As usual, if you have questions, the people here are glad to answer them.

Mike


----------



## pidgeon92 (Oct 27, 2008)

For people who are change-averse, learning a new thing is often frustrating. My father-in-law was so freaked out by Vista on his new computer that he paid someone to install XP on it.

I have been using Macs since 1987. It is not so much the operating system I prefer, it is the applications. I find them much more pleasing to the eye. I always have a Windows PC around for specific apps, but I spend 99.9% of my time on my Macs.


----------



## patrisha w. (Oct 28, 2008)

Ruby296 said:


> I am seriously considering getting rid of my Dell laptop and switching to one of the Macbooks. I've heard that it is quite hard to get used to a completely different platform. My question is: is it really that difficult to learn on your own, and even if it is, is it worth it?
> Thanks for your thoughts!


I did this about two years ago and I had very little difficulty. I bought the David Pogue book but since I am a get-in-and-play person, I actually never got round to reading it at all and I gave it to a Freecycle person...

I started with a little MacBook---which I still have but now I also have a beautiful and easy-to-use IMac. Go for it!
patrisha


----------



## Betsy the Quilter (Oct 27, 2008)

I worked as a help desk employee at a large agency that had Macs when I first worked there and then switched to PCs. I dealt with PC people who transferred in from a PC network and had never used a Mac and with people who had started with Macs at our agency but then had to switch to PCs when the agency did.  My impressions in training people going in both directions was that the learning curve was about the same in both directions, and depended entirely on how computer-averse the people doing the learning were.  

So, if you learned one system fairly easily, you shouldn't have too much trouble with a different one.  The biggest problem is when things seem to work the same but don't.  It's been a long time since I used a Mac much and they've changed the OS, so I can't point at any particular thing.  I'm sure you'll do fine!

Betsy


----------



## KindleChickie (Oct 24, 2009)

If you live near an Apple store, you can arrange to have a one-on-one lesson for switching.  You can also call ahead or go online and reserve a time slot for a personal shopper type person (cant recall the exact title).  During that time you can tell them what you do, what you want to do and have them help you with your selection.  Also, bring your old Dell laptop and they will migrate the information for you to your new laptop.

GIVEN INSTRUCTION 1 ▸ In the forum thread about switching from a PC to a Mac, why does Betsy the Quilter think that someone who learned one computer system fairly easily shouldn't have much trouble with another?
GIVEN INSTRUCTION 2 ▸ From the thread about switching to a Mac, retype word for word the part starting at "I worked as" and ending at "you'll do fine!".

SOURCE MATERIAL ▸

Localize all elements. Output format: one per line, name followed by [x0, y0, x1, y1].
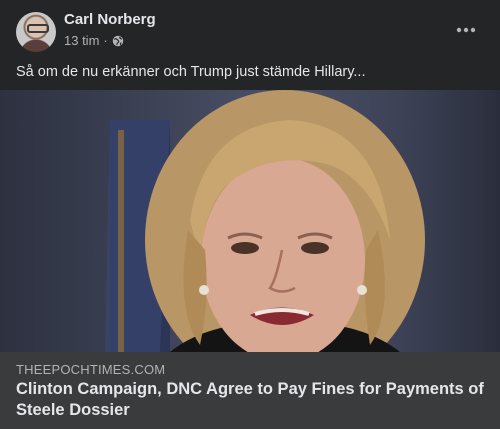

EXERCISE SOLUTION 1 ▸ When she trained people at her agency who were moving between Macs and PCs, she found the learning curve was about the same in either direction. It depended entirely on how computer-averse the learners were.

EXERCISE SOLUTION 2 ▸
I worked as a help desk employee at a large agency that had Macs when I first worked there and then switched to PCs. I dealt with PC people who transferred in from a PC network and had never used a Mac and with people who had started with Macs at our agency but then had to switch to PCs when the agency did.  My impressions in training people going in both directions was that the learning curve was about the same in both directions, and depended entirely on how computer-averse the people doing the learning were.  

So, if you learned one system fairly easily, you shouldn't have too much trouble with a different one.  The biggest problem is when things seem to work the same but don't.  It's been a long time since I used a Mac much and they've changed the OS, so I can't point at any particular thing.  I'm sure you'll do fine!